Learning to make the process reliable and repeatable took quite a while, but it was perfected enough to announce it to the world. Do you know who was among the first people to record sound and be able to play it back? Explore this link: First Sound Recordings EVER
While you may not have heard of
Édouard-Léon Scott de Martinville, he is the very first person credited with this discovery. Other people whom are perhaps more famous like Thomas Edison were working hard on this process too, as well as perfecting the machines to play the recordings. The needle traces the groove cut into the disc, and the sound that needle makes is amplified, and we can hear it! These machines are called gramophones, and were the forerunners of what some of you may know as a record player or phonograph. While there are not as many in homes now as there used to be, many people still have phonographs and records. Do you have a record player in your home? Here are some pics of different kinds of records.
View attachment 507961

Below are links to audio clips from the very beginnings of recorded sound. This is Édouard-Léon Scott de Martinville’s recording he made with his Phonoautograph in 1860!! Although it's nearly impossible to decipher, it’s the French folk song “Au Claire de la Lune”.

It took another 28 years before others like Emile Berliner were able to get things more intelligible:
Twinkle Twinkle Little Star from a Berliner record from 1888

Then they tried music (this one's been cleaned up digitally).

[Saved data entries]
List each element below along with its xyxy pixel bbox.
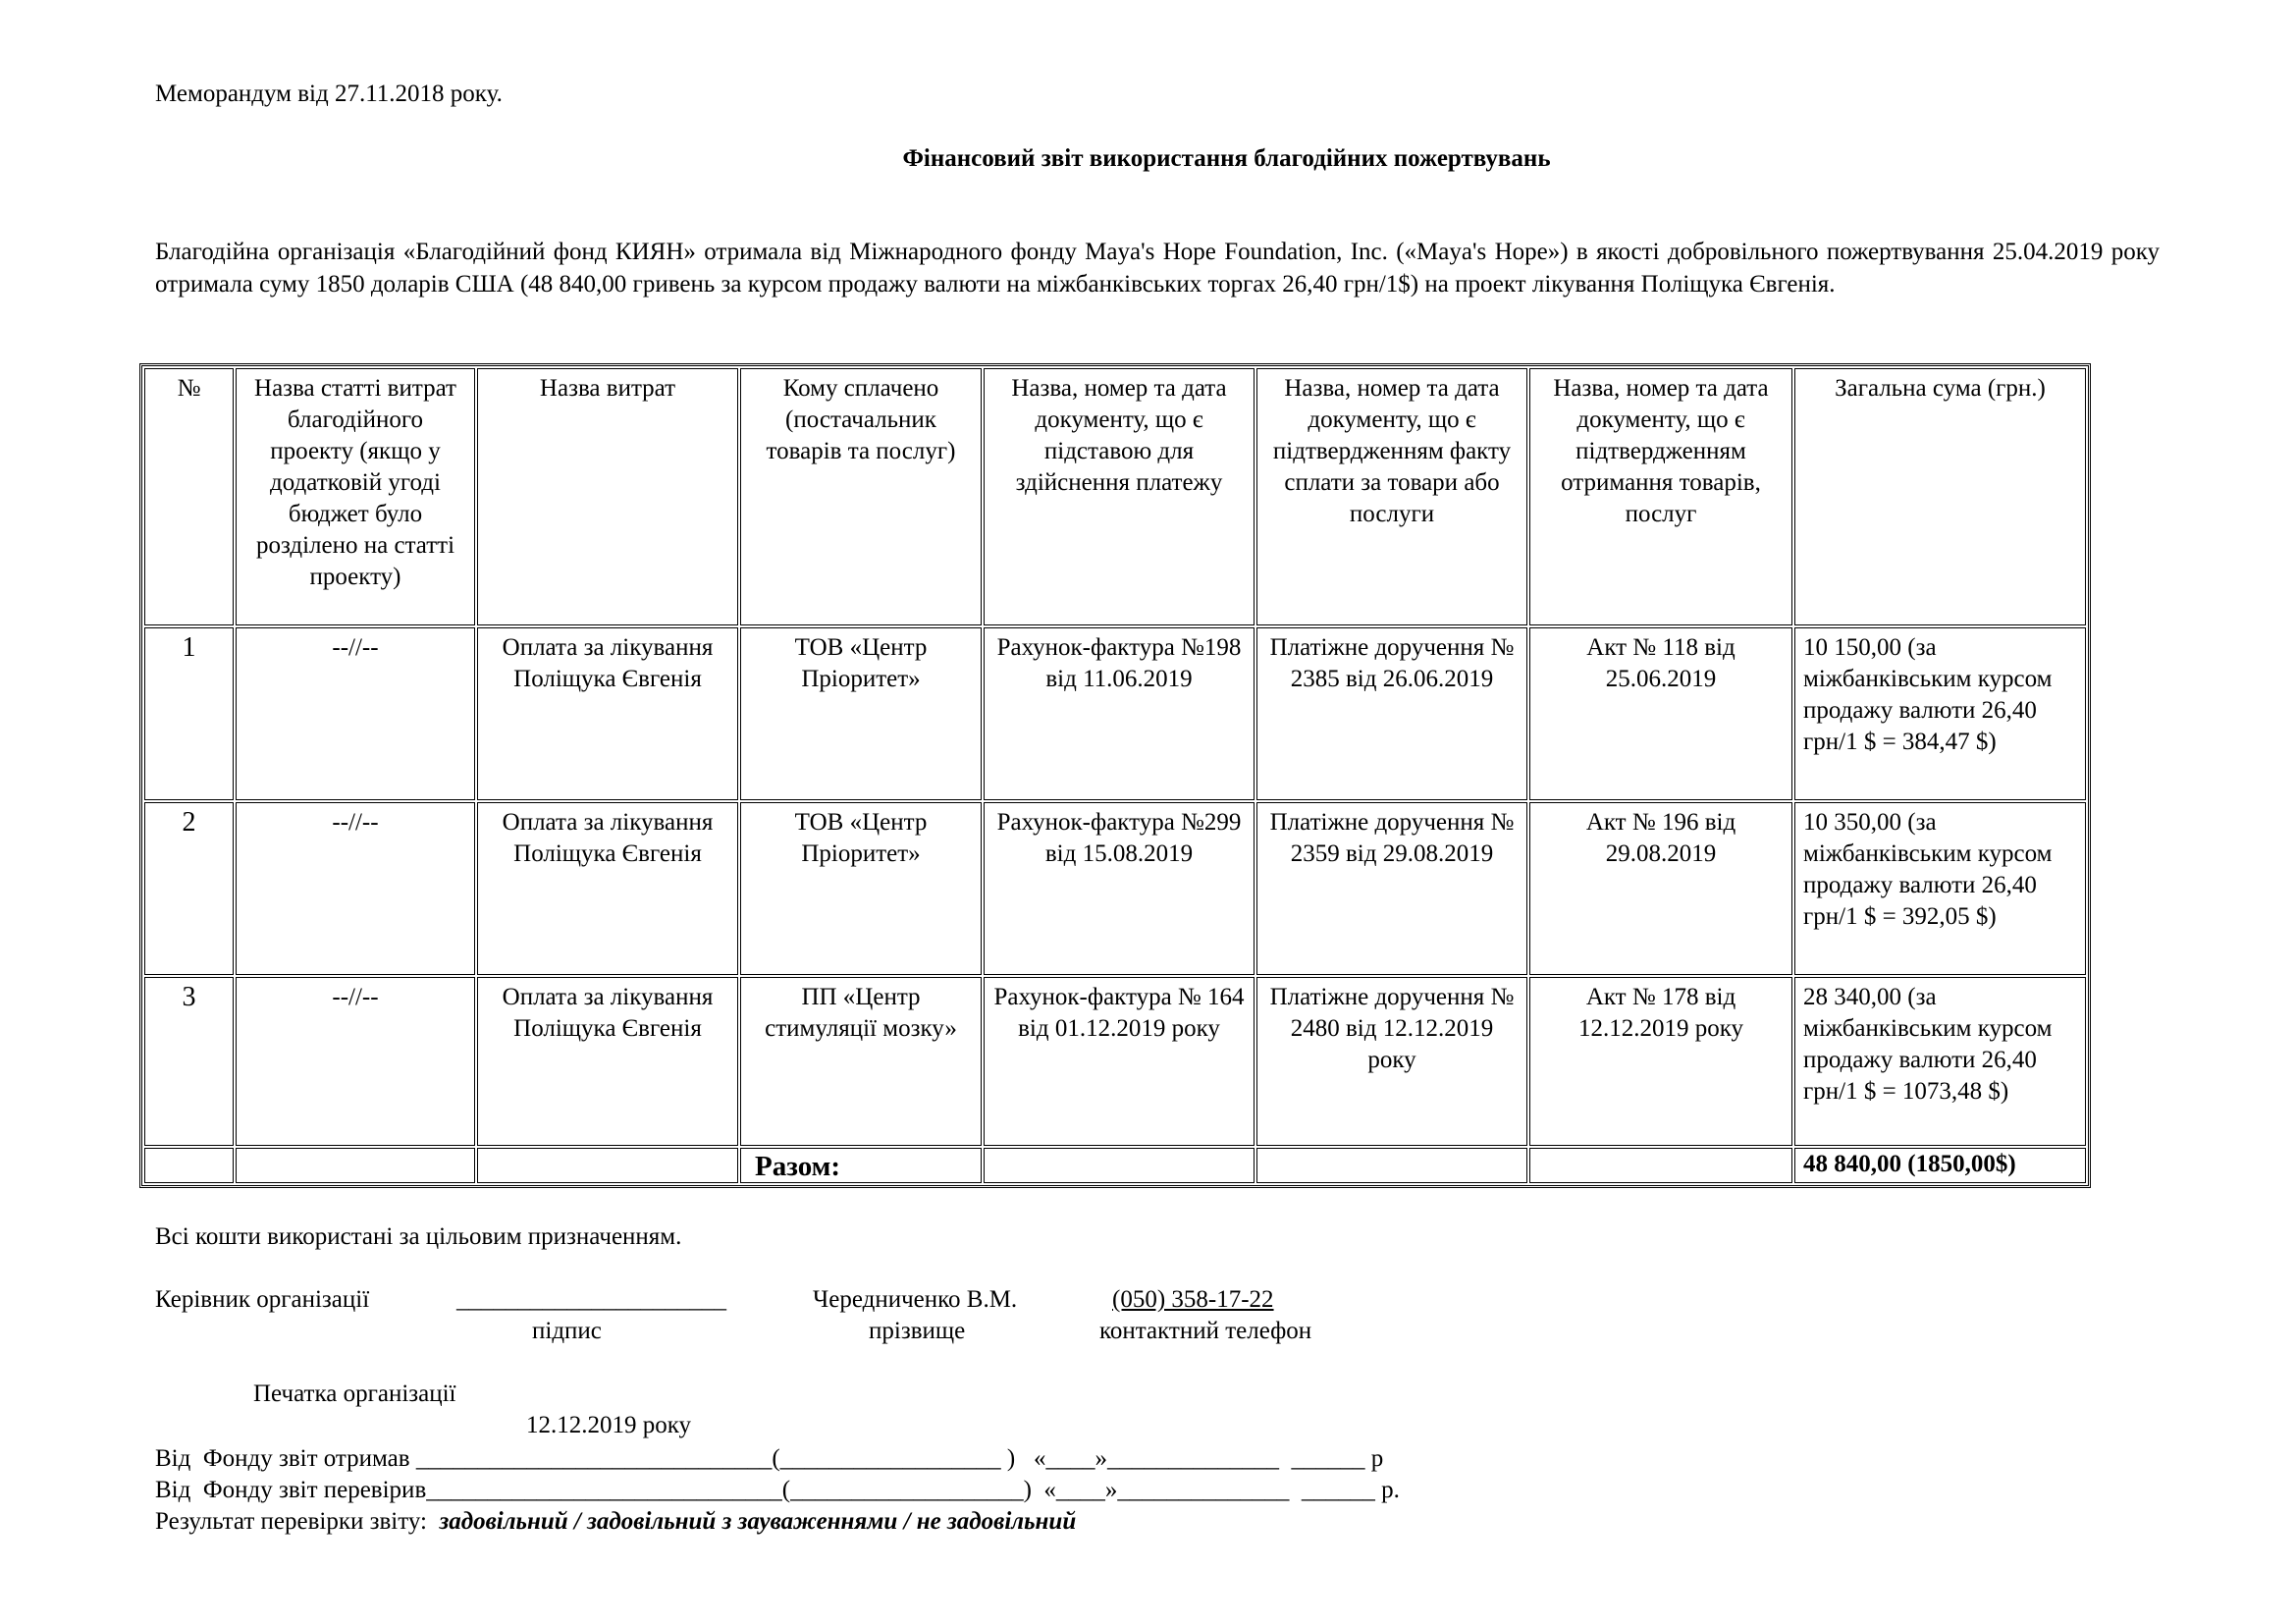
row-number: 2	[144, 802, 234, 975]
col-header: Назва, номер та дата документу, що є під…	[1256, 368, 1527, 625]
report-date: 12.12.2019 року	[526, 1412, 692, 1438]
expenses-table: № Назва статті витрат благодійного проек…	[139, 363, 2091, 1188]
cell: --//--	[236, 977, 475, 1146]
result-label: Результат перевірки звіту:	[155, 1508, 427, 1535]
cell: Платіжне доручення № 2480 від 12.12.2019…	[1256, 977, 1527, 1146]
total-row: Разом: 48 840,00 (1850,00$)	[144, 1148, 2086, 1183]
total-label: Разом:	[740, 1148, 982, 1183]
usage-statement: Всі кошти використані за цільовим призна…	[155, 1223, 682, 1250]
cell	[236, 1148, 475, 1183]
head-label: Керівник організації	[155, 1286, 370, 1313]
table-row: 3 --//-- Оплата за лікування Поліщука Єв…	[144, 977, 2086, 1146]
cell: Оплата за лікування Поліщука Євгенія	[477, 627, 738, 800]
result-line: Результат перевірки звіту: задовільний /…	[155, 1506, 1076, 1538]
stamp-label: Печатка організації	[253, 1380, 456, 1407]
amount-cell: 10 350,00 (за міжбанківським курсом прод…	[1794, 802, 2086, 975]
col-header: Назва витрат	[477, 368, 738, 625]
col-header: Загальна сума (грн.)	[1794, 368, 2086, 625]
caption-signature: підпис	[532, 1318, 602, 1344]
row-number: 1	[144, 627, 234, 800]
cell	[144, 1148, 234, 1183]
amount-cell: 10 150,00 (за міжбанківським курсом прод…	[1794, 627, 2086, 800]
cell: Рахунок-фактура № 164 від 01.12.2019 рок…	[984, 977, 1255, 1146]
head-name: Чередниченко В.М.	[813, 1286, 1018, 1313]
cell: ТОВ «Центр Пріоритет»	[740, 802, 982, 975]
cell: Акт № 178 від 12.12.2019 року	[1529, 977, 1792, 1146]
col-header: Назва, номер та дата документу, що є під…	[984, 368, 1255, 625]
row-number: 3	[144, 977, 234, 1146]
cell	[1529, 1148, 1792, 1183]
cell: Акт № 196 від 29.08.2019	[1529, 802, 1792, 975]
checked-line: Від Фонду звіт перевірив________________…	[155, 1477, 1400, 1503]
table-header-row: № Назва статті витрат благодійного проек…	[144, 368, 2086, 625]
amount-cell: 28 340,00 (за міжбанківським курсом прод…	[1794, 977, 2086, 1146]
col-header: Назва, номер та дата документу, що є під…	[1529, 368, 1792, 625]
cell: Акт № 118 від 25.06.2019	[1529, 627, 1792, 800]
received-line: Від Фонду звіт отримав _________________…	[155, 1445, 1384, 1472]
cell	[984, 1148, 1255, 1183]
intro-paragraph: Благодійна організація «Благодійний фонд…	[155, 239, 2160, 298]
cell	[477, 1148, 738, 1183]
memo-line: Меморандум від 27.11.2018 року.	[155, 81, 503, 107]
contact-phone: (050) 358-17-22	[1112, 1286, 1274, 1313]
cell: Платіжне доручення № 2385 від 26.06.2019	[1256, 627, 1527, 800]
caption-phone: контактний телефон	[1099, 1318, 1312, 1344]
cell: Платіжне доручення № 2359 від 29.08.2019	[1256, 802, 1527, 975]
cell	[1256, 1148, 1527, 1183]
cell: Оплата за лікування Поліщука Євгенія	[477, 802, 738, 975]
col-header: Кому сплачено (постачальник товарів та п…	[740, 368, 982, 625]
cell: Рахунок-фактура №299 від 15.08.2019	[984, 802, 1255, 975]
col-header: №	[144, 368, 234, 625]
cell: --//--	[236, 627, 475, 800]
caption-name: прізвище	[869, 1318, 966, 1344]
cell: Рахунок-фактура №198 від 11.06.2019	[984, 627, 1255, 800]
cell: Оплата за лікування Поліщука Євгенія	[477, 977, 738, 1146]
signature-line: ______________________	[456, 1286, 726, 1313]
table-row: 1 --//-- Оплата за лікування Поліщука Єв…	[144, 627, 2086, 800]
report-title: Фінансовий звіт використання благодійних…	[902, 145, 1551, 172]
cell: --//--	[236, 802, 475, 975]
cell: ТОВ «Центр Пріоритет»	[740, 627, 982, 800]
cell: ПП «Центр стимуляції мозку»	[740, 977, 982, 1146]
total-value: 48 840,00 (1850,00$)	[1794, 1148, 2086, 1183]
col-header: Назва статті витрат благодійного проекту…	[236, 368, 475, 625]
table-row: 2 --//-- Оплата за лікування Поліщука Єв…	[144, 802, 2086, 975]
result-options: задовільний / задовільний з зауваженнями…	[439, 1508, 1077, 1535]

### [DIRECTIONS]
a) In the passage on early sound recording, what song did Édouard-Léon Scott de Martinville record with his Phonoautograph in 1860?
b) Reproduce, word for word, the part of the passage on early sound recording that opens with the words containing "Below are links" and closes with "cleaned up digitally).".

### [RESULTS OF THE EXERCISE]
a) The French folk song "Au Claire de la Lune".

b)
Below are links to audio clips from the very beginnings of recorded sound. This is Édouard-Léon Scott de Martinville’s recording he made with his Phonoautograph in 1860!! Although it's nearly impossible to decipher, it’s the French folk song “Au Claire de la Lune”.

It took another 28 years before others like Emile Berliner were able to get things more intelligible:
Twinkle Twinkle Little Star from a Berliner record from 1888

Then they tried music (this one's been cleaned up digitally).